**MATERIAL PROVIDED**:
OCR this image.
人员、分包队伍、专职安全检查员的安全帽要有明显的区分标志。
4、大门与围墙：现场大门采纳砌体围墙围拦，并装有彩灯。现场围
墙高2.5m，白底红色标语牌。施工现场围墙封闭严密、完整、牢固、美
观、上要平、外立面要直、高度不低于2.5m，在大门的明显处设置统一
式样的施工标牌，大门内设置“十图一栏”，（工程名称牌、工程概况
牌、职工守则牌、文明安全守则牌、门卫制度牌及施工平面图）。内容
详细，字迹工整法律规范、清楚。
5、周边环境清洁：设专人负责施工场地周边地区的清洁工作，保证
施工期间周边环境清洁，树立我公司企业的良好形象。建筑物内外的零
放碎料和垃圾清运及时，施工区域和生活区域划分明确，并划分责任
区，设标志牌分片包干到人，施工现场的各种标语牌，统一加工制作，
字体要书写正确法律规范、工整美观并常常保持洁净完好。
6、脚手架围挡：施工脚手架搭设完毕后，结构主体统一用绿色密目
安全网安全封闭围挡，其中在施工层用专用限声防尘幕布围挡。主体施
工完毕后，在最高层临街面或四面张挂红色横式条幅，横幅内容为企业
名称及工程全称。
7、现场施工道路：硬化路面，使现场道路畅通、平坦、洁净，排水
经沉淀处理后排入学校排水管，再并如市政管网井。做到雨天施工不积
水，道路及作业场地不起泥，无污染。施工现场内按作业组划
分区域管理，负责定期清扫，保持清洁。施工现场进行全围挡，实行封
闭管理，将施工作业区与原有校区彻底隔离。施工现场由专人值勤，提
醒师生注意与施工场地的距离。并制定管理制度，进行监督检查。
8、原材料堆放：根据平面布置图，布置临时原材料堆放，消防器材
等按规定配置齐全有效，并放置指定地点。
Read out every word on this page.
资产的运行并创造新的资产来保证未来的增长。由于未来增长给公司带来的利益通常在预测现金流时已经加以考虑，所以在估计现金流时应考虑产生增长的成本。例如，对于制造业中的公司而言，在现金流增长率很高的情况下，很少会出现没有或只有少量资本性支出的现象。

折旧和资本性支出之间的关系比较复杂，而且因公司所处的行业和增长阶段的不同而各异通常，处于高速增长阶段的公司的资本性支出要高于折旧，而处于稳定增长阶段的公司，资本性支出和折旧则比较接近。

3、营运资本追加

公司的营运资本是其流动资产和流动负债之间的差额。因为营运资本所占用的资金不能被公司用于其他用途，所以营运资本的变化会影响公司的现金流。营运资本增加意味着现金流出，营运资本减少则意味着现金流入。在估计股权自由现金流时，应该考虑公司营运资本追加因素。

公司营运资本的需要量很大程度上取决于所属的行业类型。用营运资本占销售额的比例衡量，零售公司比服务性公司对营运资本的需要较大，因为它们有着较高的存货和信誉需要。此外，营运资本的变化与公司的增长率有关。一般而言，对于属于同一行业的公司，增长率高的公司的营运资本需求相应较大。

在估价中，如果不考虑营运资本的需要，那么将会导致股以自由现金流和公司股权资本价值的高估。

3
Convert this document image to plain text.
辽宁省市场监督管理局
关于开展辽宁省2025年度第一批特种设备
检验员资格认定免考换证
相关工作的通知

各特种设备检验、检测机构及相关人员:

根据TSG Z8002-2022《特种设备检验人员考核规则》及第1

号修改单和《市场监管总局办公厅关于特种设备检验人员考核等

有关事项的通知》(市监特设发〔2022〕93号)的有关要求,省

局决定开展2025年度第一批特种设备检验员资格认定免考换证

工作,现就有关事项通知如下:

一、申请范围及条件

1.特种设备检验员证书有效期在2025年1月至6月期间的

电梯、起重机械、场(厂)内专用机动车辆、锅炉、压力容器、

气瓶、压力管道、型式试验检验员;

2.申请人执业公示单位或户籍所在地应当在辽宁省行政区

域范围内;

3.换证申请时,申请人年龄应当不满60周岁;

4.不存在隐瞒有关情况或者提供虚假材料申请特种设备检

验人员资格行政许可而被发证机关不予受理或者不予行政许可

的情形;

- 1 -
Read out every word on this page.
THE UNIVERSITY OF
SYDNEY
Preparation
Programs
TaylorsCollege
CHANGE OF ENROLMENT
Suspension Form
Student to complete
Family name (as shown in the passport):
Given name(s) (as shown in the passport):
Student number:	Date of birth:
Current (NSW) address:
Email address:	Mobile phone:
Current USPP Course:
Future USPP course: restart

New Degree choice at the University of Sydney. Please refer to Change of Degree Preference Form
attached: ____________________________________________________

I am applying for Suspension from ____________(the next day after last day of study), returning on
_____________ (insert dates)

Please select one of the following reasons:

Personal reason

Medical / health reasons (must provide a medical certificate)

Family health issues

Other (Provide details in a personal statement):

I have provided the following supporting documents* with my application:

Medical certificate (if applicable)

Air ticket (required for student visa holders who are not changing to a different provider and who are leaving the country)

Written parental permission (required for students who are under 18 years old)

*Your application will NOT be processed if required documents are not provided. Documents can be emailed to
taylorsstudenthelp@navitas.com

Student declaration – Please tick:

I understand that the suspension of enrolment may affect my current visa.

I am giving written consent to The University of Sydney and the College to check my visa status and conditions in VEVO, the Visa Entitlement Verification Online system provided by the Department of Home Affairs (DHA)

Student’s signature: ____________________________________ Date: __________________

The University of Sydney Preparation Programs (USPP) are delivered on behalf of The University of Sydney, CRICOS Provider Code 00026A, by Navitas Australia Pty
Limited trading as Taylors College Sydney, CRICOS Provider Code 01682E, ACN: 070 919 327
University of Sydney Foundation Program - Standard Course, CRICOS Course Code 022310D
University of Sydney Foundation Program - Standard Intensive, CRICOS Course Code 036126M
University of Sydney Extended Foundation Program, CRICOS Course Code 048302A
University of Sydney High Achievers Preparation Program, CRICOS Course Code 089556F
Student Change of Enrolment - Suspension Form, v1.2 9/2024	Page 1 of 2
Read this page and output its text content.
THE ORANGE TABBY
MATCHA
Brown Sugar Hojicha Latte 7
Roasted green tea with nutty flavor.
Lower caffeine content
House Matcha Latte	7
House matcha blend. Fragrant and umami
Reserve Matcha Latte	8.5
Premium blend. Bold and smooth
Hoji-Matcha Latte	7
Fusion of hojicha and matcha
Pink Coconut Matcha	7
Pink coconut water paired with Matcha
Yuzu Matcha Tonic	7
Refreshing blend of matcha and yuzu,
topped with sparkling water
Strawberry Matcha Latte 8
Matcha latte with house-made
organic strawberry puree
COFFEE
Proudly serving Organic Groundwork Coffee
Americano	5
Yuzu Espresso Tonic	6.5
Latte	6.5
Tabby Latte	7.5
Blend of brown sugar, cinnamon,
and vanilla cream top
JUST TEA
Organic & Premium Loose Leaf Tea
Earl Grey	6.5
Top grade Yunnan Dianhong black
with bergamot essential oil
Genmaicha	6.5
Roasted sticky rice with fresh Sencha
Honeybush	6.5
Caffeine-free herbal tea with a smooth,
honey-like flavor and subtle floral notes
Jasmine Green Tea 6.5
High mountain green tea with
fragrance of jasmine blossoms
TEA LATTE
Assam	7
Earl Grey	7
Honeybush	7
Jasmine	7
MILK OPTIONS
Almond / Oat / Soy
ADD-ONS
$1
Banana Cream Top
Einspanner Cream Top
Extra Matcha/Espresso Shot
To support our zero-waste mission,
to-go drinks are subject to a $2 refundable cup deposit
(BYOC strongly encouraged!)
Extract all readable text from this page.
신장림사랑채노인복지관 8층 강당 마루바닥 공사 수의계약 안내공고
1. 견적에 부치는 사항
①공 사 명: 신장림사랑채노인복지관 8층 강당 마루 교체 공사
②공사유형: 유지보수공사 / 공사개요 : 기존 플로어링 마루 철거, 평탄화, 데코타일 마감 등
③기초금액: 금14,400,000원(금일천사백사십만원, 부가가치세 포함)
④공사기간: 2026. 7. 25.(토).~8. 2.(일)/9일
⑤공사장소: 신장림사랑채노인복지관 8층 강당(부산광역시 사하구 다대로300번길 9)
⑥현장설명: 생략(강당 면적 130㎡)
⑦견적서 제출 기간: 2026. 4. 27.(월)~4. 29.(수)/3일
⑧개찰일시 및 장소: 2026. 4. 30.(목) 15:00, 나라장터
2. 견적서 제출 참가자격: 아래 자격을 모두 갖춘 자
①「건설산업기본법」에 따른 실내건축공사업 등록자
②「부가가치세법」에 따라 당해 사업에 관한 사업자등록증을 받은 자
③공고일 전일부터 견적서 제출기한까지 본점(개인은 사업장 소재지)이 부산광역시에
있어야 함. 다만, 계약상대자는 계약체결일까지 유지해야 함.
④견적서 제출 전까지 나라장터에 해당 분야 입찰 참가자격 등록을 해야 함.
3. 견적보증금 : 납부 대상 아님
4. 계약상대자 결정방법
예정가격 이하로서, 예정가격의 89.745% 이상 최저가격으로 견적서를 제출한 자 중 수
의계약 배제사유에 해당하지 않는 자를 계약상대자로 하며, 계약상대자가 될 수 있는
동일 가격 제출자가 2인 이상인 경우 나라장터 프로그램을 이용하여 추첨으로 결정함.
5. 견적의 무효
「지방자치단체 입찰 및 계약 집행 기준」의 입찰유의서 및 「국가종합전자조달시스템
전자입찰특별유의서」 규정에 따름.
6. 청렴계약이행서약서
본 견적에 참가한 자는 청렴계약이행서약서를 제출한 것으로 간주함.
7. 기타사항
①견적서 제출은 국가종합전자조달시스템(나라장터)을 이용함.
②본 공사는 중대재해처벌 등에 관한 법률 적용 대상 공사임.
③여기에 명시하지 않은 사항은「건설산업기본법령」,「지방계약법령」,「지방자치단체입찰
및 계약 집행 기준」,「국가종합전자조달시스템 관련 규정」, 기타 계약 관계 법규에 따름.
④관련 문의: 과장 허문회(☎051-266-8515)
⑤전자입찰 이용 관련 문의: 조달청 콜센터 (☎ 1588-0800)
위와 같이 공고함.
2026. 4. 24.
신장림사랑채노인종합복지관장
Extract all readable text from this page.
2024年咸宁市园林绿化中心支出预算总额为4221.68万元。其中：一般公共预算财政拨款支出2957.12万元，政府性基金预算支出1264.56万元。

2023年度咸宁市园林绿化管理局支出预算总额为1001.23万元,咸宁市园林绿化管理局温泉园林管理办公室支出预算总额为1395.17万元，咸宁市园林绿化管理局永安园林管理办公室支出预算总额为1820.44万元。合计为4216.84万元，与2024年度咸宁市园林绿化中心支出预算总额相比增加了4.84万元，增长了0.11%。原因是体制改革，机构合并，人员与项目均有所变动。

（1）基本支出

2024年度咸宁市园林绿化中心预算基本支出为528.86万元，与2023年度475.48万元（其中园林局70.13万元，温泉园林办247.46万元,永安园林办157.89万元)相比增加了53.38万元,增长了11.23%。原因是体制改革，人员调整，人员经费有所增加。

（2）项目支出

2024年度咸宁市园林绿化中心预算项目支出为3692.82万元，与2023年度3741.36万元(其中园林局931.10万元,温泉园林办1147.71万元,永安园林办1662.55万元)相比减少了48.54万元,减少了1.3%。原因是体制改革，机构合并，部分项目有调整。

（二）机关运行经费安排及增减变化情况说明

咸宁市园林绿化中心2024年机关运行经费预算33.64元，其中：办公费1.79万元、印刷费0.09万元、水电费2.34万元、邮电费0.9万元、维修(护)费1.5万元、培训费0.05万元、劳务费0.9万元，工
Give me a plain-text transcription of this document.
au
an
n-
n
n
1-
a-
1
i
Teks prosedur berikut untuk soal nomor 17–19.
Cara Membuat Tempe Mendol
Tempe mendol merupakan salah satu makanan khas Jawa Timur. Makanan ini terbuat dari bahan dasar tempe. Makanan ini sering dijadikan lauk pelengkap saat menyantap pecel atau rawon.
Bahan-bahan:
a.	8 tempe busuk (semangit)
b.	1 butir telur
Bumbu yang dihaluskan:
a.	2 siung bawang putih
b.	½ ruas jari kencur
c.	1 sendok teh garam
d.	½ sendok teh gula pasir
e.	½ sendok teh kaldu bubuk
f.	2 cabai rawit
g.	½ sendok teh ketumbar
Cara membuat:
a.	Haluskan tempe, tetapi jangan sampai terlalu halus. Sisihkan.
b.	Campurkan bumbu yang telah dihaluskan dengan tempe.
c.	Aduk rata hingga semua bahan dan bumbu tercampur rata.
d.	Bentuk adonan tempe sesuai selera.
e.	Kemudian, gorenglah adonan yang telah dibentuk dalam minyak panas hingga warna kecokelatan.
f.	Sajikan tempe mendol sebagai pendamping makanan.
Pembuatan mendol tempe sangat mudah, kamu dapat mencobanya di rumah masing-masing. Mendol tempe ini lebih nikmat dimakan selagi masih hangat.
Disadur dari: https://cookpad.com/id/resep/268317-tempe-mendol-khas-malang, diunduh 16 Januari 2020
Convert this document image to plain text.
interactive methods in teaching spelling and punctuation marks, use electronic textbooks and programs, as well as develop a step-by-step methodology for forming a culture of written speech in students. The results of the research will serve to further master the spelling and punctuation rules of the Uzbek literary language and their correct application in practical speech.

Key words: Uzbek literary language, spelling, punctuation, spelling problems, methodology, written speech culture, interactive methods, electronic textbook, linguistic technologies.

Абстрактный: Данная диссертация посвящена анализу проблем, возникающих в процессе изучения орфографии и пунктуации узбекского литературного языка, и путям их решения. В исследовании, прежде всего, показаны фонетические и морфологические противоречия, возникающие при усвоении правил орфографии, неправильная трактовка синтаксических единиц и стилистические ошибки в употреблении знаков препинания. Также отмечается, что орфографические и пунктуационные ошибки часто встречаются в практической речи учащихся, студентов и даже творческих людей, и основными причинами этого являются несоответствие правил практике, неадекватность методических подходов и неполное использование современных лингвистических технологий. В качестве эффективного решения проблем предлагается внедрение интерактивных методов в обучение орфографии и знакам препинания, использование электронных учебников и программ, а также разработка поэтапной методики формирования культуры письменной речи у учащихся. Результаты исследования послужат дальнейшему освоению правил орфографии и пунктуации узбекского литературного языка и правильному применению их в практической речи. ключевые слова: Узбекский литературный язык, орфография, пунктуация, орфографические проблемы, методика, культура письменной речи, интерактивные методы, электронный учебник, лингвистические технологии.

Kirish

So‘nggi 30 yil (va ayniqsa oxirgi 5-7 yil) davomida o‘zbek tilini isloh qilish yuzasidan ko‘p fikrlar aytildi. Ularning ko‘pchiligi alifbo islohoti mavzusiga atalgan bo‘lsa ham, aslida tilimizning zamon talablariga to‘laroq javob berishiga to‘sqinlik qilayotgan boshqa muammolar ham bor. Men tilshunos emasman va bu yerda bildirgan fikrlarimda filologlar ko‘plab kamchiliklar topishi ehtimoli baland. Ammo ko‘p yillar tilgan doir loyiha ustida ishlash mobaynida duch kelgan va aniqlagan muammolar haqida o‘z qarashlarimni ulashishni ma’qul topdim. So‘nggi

**OBJECTIVE**: Using the listing above, return all lines where the word "certificate" occurs.

**FINISHED EXERCISE**:
Medical / health reasons (must provide a medical certificate)
Medical certificate (if applicable)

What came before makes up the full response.